== TASK GOAL ==
Give an exact transcription of every line, dropping the images.
─── RECORDS ───
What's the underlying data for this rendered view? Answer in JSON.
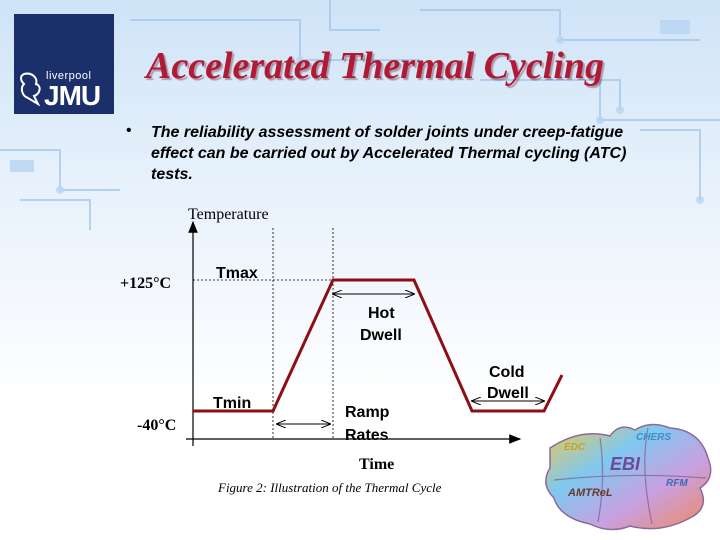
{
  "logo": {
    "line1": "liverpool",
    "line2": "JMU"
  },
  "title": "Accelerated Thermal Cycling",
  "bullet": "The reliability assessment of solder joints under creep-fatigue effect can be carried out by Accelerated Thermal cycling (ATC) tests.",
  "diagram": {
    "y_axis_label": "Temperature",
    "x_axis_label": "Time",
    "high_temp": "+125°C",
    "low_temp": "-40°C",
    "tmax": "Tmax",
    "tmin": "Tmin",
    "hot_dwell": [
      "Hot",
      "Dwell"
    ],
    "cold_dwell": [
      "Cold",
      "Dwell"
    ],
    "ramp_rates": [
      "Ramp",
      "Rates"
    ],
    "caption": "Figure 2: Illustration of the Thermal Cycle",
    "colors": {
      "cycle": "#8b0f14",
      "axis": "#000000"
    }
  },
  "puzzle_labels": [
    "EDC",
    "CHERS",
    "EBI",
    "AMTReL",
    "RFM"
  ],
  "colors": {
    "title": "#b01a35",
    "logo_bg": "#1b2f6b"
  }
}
───
== SOLUTION TO THIS EXERCISE ==
What's the underlying data for this rendered view? Answer in JSON.
{
  "logo": {
    "line1": "liverpool",
    "line2": "JMU"
  },
  "title": "Accelerated Thermal Cycling",
  "bullet": "The reliability assessment of solder joints under creep-fatigue effect can be carried out by Accelerated Thermal cycling (ATC) tests.",
  "diagram": {
    "y_axis_label": "Temperature",
    "x_axis_label": "Time",
    "high_temp": "+125°C",
    "low_temp": "-40°C",
    "tmax": "Tmax",
    "tmin": "Tmin",
    "hot_dwell": [
      "Hot",
      "Dwell"
    ],
    "cold_dwell": [
      "Cold",
      "Dwell"
    ],
    "ramp_rates": [
      "Ramp",
      "Rates"
    ],
    "caption": "Figure 2: Illustration of the Thermal Cycle",
    "colors": {
      "cycle": "#8b0f14",
      "axis": "#000000"
    }
  },
  "puzzle_labels": [
    "EDC",
    "CHERS",
    "EBI",
    "AMTReL",
    "RFM"
  ],
  "colors": {
    "title": "#b01a35",
    "logo_bg": "#1b2f6b"
  }
}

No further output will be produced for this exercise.